Document section
........

Beef, lamb can be trolled, lots of ppl say beef irritates dog's skin.

BagelSuffragette Mon 30-Nov-15 00:15:10

80 10 10 ratio of meat bone and offal

As cheerful said higher up. Offal in small quantities as too much can cause loose poops.

Think of the balancing being over a week/month. Each and every meal doesn't have to be perfectly balanced, just as we don't eat an optimum diet each day!!

Chrisalice Mon 30-Nov-15 08:19:21

Thanks very much for the help, warnings and encouragement smile.

I've decided to give youngest dog a few weeks on natural instinct country hunter (unless someone says its awful, but it has good ratings on the review site), then perhaps give diy a try.

Am curious about the basis for feeding strategies though, some include vegetable / fuit / grass and some have absolutely none...

If anyone can direct me to somewhere with information I'd be grateful, there are 2 questions that puzzle me...

On the hill the dogs love to pounce on voles (which are extremely plentiful, and I think form a large proportion of the diet of red foxes), and have caught a very occasional rabbit that flushed at their feet, these get munched stomach and all. Years ago I remember reading 'Never Cry Wolf' where an ecologist is dropped somewhere in the arctic to study wolf diet and I'm sure he described being surprised how much small prey were consumed. Surely this would suggest that there would also be a % vegetable matter in the diet as a result of whatever had been eaten by those small critters, in varying states of digestion (hmm, is the amount of digested/semi-digested veg the important thing)...?

Also, I think there are heated debates about the similarity or otherwise of dogs to wolves in terms of unchanged digestive system? Are there any papers on this? Given that temperament and I think also appearance of arctic foxes could be changed in 40 (or was it 20?) generations, isn't it likely that the ability to digest different foodstuffs would also be selected for over 000's of years and many generations?

Of course there is probably no need to be concerned about any of this, since there are obviously dogs doing very well on the different approaches people take - even those that people generally agree are awful, I know many collies who work hard and live long on cheap and nasty cereal based diets!

If this falls in the same category as religion and politics, apologies!!

........

Supplied records

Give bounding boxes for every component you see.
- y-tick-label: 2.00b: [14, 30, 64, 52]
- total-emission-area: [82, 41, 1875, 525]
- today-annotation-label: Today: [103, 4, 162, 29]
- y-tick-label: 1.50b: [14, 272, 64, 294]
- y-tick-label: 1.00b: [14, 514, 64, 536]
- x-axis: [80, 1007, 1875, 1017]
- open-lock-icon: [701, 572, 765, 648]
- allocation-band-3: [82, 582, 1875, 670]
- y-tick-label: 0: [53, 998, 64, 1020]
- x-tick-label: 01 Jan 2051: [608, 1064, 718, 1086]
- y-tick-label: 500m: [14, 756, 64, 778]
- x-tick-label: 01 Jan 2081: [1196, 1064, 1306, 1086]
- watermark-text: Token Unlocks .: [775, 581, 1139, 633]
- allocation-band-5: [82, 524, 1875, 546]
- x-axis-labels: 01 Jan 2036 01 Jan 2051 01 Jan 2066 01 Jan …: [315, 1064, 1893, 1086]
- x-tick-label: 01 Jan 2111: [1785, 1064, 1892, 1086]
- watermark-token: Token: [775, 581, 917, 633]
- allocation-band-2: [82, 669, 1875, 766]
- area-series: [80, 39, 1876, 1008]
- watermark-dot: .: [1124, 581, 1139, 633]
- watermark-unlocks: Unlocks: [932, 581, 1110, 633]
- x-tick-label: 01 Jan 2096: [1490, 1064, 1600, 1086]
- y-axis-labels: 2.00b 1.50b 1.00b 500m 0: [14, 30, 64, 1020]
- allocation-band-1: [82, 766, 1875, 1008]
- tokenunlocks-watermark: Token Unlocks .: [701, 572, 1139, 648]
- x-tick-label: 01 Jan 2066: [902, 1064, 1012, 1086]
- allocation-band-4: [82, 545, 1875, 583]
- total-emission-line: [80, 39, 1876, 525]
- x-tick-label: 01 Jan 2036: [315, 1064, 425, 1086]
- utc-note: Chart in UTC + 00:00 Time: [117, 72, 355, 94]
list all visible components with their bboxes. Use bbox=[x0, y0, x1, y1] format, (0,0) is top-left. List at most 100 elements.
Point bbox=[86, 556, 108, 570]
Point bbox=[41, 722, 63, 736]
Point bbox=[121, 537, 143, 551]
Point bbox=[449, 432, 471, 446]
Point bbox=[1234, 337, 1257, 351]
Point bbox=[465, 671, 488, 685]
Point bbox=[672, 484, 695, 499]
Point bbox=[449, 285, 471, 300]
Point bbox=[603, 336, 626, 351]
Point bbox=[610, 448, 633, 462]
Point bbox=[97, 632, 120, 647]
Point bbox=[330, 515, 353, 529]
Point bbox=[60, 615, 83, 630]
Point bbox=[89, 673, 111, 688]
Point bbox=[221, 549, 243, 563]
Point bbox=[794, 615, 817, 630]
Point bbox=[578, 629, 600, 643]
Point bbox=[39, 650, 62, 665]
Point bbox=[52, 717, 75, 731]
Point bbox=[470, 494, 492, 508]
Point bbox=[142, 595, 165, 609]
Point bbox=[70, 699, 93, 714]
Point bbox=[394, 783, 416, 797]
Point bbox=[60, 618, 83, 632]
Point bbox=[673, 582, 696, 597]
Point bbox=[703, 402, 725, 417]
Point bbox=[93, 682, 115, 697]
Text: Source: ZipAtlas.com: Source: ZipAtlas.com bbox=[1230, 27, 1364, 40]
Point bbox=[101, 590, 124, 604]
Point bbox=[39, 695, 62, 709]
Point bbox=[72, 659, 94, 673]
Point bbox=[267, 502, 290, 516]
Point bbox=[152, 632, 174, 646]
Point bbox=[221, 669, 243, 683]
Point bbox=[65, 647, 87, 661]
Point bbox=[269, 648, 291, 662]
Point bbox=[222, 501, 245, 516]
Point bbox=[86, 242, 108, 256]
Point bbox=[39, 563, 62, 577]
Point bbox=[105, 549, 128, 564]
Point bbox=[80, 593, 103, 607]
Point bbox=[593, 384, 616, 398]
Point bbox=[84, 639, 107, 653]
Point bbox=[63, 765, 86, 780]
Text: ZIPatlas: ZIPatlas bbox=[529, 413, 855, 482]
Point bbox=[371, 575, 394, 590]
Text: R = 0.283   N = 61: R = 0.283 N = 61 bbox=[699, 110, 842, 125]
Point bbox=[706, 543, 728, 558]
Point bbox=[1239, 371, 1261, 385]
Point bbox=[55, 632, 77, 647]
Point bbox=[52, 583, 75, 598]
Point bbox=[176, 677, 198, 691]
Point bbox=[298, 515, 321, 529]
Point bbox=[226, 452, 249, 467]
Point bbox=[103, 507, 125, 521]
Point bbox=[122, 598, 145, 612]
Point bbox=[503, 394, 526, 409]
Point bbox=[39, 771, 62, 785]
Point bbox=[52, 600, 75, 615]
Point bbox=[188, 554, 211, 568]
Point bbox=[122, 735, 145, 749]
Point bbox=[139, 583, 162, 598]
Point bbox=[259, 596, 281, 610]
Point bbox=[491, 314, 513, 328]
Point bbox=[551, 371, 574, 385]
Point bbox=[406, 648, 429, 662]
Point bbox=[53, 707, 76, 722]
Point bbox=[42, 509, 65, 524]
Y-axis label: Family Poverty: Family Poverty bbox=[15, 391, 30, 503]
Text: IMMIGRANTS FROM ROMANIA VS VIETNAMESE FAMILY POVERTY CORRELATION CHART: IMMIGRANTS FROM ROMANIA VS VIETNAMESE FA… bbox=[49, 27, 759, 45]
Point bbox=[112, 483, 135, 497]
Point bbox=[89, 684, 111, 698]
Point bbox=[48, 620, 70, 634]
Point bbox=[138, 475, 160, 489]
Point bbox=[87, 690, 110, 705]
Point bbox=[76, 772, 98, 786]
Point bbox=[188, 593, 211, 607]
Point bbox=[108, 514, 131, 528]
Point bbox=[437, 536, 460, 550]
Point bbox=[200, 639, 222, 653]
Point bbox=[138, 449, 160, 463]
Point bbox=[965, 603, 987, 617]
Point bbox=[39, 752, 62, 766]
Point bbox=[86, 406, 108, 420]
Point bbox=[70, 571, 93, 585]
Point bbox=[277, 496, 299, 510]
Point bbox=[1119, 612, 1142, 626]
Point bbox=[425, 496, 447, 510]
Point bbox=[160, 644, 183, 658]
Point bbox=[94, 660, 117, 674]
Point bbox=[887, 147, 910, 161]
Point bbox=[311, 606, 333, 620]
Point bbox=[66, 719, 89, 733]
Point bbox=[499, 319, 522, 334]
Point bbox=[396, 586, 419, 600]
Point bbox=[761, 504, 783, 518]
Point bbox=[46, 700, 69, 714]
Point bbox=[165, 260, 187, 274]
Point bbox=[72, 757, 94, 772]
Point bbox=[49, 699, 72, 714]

........

Questions to answer
a - Copy the dog-feeding thread, starting with "BagelSuffragette Mon 30-Nov-15" and going on through "diet each day!!", but swap "loose poops" for "upset stomachs".
b - Answer these questions from the dog-feeding thread:
(i) What ratio of meat, bone and offal is given?
(ii) What book does Chrisalice remember reading years ago?
(iii) What animals do the dogs love to pounce on up on the hill?

Answers to the tasks
a -
BagelSuffragette Mon 30-Nov-15 00:15:10

80 10 10 ratio of meat bone and offal

As cheerful said higher up. Offal in small quantities as too much can cause upset stomachs.

Think of the balancing being over a week/month. Each and every meal doesn't have to be perfectly balanced, just as we don't eat an optimum diet each day!!

b -
(i) 80 10 10
(ii) 'Never Cry Wolf'
(iii) Voles